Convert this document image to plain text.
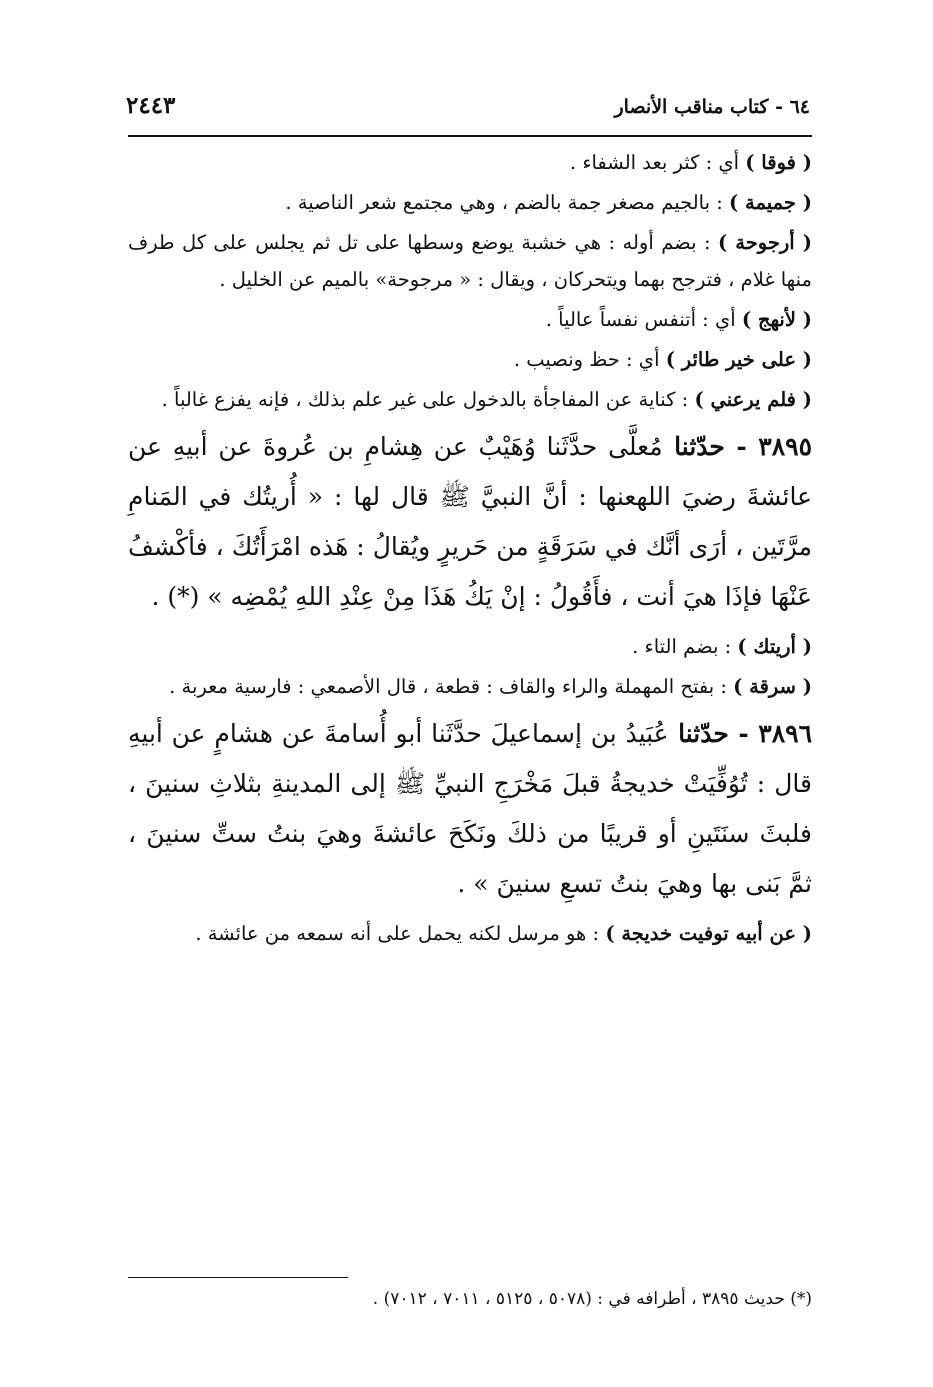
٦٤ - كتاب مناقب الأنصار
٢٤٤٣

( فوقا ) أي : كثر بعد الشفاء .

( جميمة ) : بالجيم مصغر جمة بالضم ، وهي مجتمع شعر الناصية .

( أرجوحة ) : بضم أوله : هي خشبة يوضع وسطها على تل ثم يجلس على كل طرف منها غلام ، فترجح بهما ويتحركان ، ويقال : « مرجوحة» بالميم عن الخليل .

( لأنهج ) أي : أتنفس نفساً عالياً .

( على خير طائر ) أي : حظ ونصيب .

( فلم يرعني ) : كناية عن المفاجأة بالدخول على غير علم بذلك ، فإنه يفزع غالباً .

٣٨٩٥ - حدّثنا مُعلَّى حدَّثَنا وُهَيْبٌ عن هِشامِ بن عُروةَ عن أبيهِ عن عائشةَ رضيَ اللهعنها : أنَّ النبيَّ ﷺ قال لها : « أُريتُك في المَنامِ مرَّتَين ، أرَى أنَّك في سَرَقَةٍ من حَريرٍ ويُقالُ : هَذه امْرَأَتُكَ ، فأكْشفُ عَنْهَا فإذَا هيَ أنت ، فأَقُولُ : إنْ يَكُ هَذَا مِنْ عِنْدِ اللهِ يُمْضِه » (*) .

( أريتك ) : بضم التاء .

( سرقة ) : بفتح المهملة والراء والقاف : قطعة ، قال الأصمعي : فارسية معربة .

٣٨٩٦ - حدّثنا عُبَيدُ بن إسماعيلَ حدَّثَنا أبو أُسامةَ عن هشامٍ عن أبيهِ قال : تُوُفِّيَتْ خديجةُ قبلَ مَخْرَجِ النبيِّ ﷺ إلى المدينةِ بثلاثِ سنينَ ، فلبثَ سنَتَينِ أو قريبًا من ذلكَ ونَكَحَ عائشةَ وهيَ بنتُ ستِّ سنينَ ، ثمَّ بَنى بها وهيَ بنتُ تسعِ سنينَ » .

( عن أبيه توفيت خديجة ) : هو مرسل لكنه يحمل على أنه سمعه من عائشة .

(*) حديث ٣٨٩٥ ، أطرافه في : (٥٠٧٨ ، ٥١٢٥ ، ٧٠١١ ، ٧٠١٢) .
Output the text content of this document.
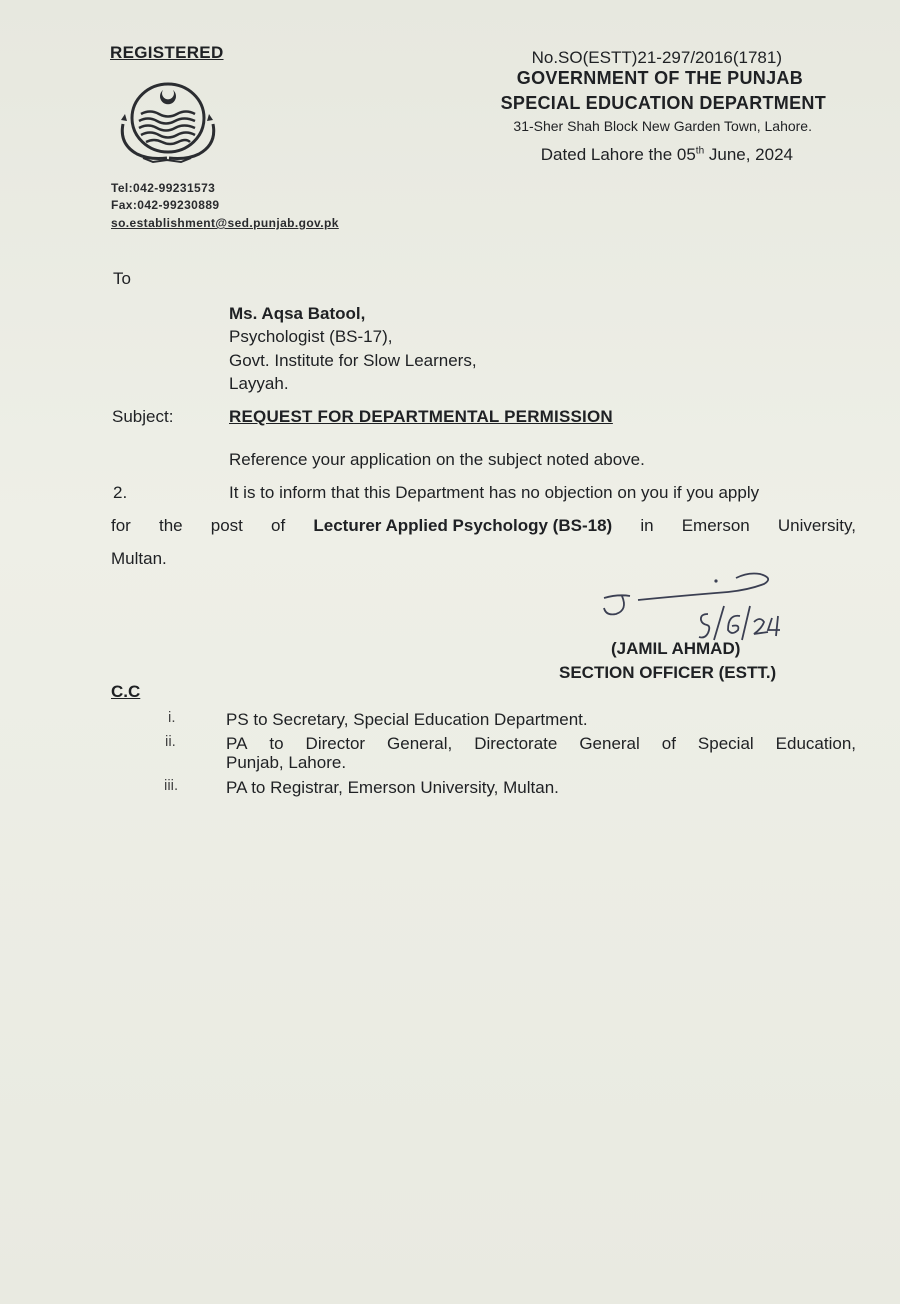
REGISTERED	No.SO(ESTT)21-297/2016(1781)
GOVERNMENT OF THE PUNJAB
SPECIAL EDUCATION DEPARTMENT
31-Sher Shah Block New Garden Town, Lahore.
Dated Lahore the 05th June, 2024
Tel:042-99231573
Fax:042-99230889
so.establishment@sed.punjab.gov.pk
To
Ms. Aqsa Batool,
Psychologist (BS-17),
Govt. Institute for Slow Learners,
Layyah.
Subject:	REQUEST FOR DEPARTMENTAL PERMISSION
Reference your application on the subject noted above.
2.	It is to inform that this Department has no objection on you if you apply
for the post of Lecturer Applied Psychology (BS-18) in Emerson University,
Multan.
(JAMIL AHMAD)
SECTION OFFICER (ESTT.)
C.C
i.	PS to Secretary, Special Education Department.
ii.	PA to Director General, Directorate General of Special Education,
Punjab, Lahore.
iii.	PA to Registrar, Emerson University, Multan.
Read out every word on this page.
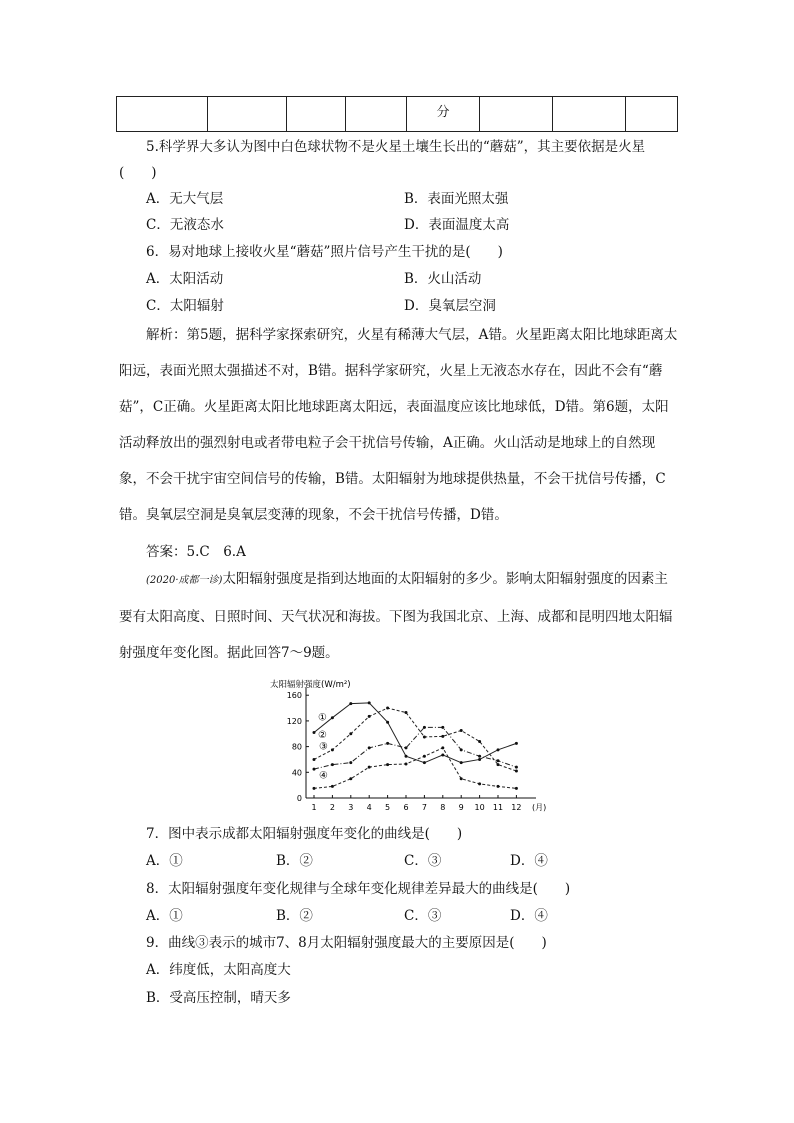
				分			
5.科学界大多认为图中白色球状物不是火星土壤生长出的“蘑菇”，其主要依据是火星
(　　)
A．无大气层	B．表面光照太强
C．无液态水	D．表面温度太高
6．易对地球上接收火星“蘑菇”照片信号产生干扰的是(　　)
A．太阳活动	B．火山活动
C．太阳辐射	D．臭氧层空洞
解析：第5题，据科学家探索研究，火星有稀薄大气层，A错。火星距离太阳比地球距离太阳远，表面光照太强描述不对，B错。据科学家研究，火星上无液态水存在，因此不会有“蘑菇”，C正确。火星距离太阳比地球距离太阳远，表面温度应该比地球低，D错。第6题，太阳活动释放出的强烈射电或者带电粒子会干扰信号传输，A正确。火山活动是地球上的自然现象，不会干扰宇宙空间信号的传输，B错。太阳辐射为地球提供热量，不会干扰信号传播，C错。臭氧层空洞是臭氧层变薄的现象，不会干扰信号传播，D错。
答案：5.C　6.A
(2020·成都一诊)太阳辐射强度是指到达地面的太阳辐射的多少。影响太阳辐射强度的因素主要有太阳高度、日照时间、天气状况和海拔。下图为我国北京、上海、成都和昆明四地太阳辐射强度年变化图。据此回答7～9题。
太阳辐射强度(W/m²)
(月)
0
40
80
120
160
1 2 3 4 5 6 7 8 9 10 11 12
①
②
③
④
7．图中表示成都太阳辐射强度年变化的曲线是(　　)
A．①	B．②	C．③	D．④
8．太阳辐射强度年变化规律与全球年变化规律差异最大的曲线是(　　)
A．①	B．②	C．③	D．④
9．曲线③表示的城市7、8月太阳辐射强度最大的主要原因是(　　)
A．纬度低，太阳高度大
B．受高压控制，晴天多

◆ **Given task**
Copy out every line holding the string "University".

◆ **Correct output**
for the post of Lecturer Applied Psychology (BS-18) in Emerson University,
iii.	PA to Registrar, Emerson University, Multan.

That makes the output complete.